| WHAT YOU HAVE TO DO |
Search the material and gather each line with "winning" in it.

| PROVIDED ENTRIES |
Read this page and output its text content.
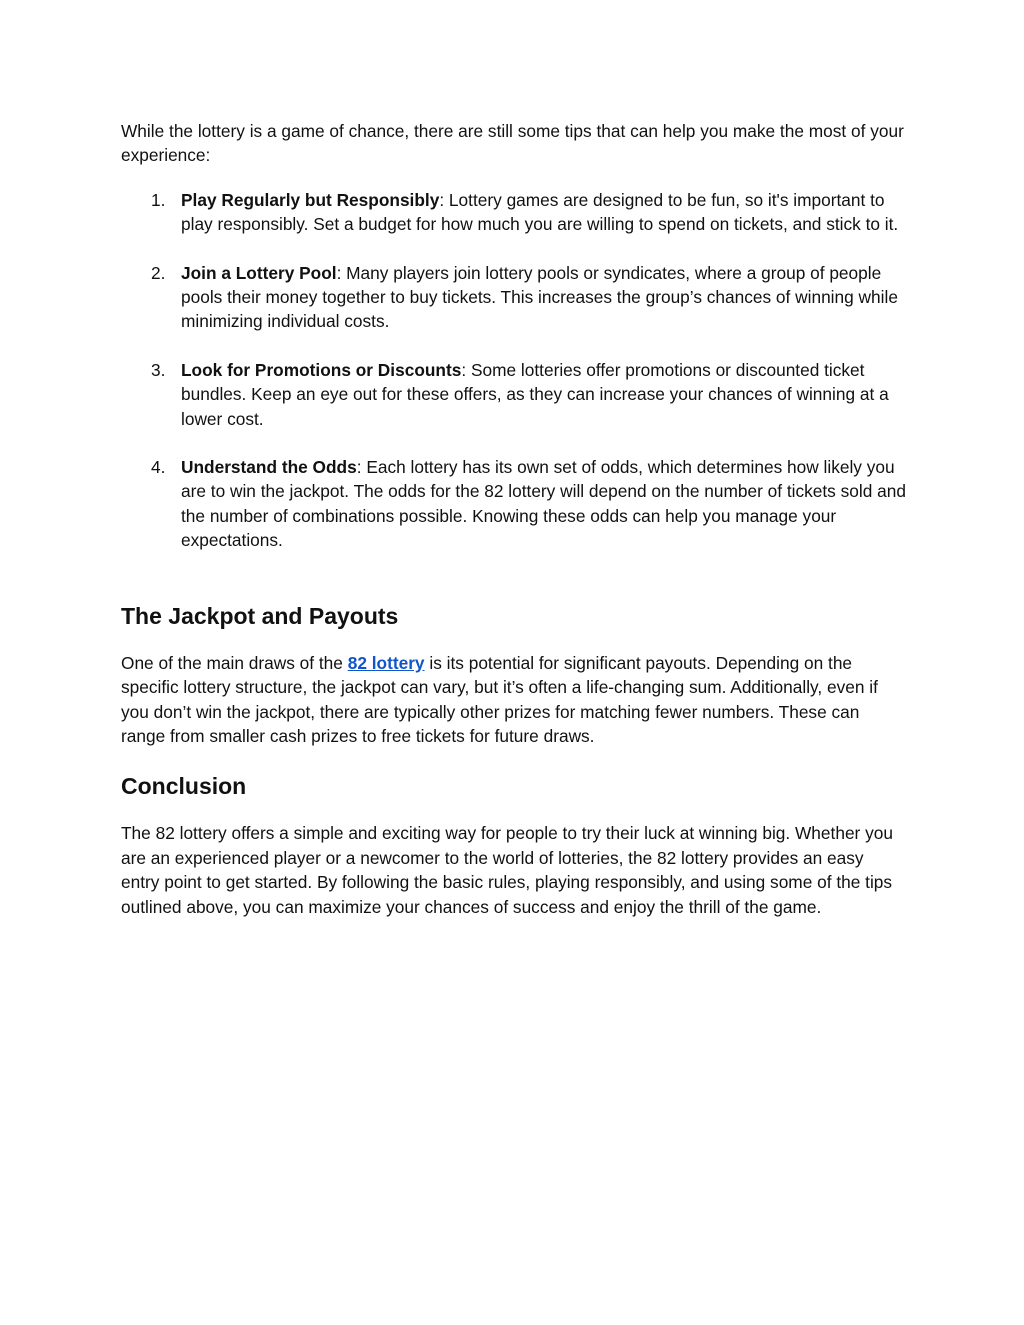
While the lottery is a game of chance, there are still some tips that can help you make the most of your experience:

1. Play Regularly but Responsibly: Lottery games are designed to be fun, so it's important to play responsibly. Set a budget for how much you are willing to spend on tickets, and stick to it.
2. Join a Lottery Pool: Many players join lottery pools or syndicates, where a group of people pools their money together to buy tickets. This increases the group’s chances of winning while minimizing individual costs.
3. Look for Promotions or Discounts: Some lotteries offer promotions or discounted ticket bundles. Keep an eye out for these offers, as they can increase your chances of winning at a lower cost.
4. Understand the Odds: Each lottery has its own set of odds, which determines how likely you are to win the jackpot. The odds for the 82 lottery will depend on the number of tickets sold and the number of combinations possible. Knowing these odds can help you manage your expectations.
The Jackpot and Payouts

One of the main draws of the 82 lottery is its potential for significant payouts. Depending on the specific lottery structure, the jackpot can vary, but it’s often a life-changing sum. Additionally, even if you don’t win the jackpot, there are typically other prizes for matching fewer numbers. These can range from smaller cash prizes to free tickets for future draws.

Conclusion

The 82 lottery offers a simple and exciting way for people to try their luck at winning big. Whether you are an experienced player or a newcomer to the world of lotteries, the 82 lottery provides an easy entry point to get started. By following the basic rules, playing responsibly, and using some of the tips outlined above, you can maximize your chances of success and enjoy the thrill of the game.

| THE ANSWER |
2. Join a Lottery Pool: Many players join lottery pools or syndicates, where a group of people pools their money together to buy tickets. This increases the group’s chances of winning while minimizing individual costs.
3. Look for Promotions or Discounts: Some lotteries offer promotions or discounted ticket bundles. Keep an eye out for these offers, as they can increase your chances of winning at a lower cost.
The 82 lottery offers a simple and exciting way for people to try their luck at winning big. Whether you are an experienced player or a newcomer to the world of lotteries, the 82 lottery provides an easy entry point to get started. By following the basic rules, playing responsibly, and using some of the tips outlined above, you can maximize your chances of success and enjoy the thrill of the game.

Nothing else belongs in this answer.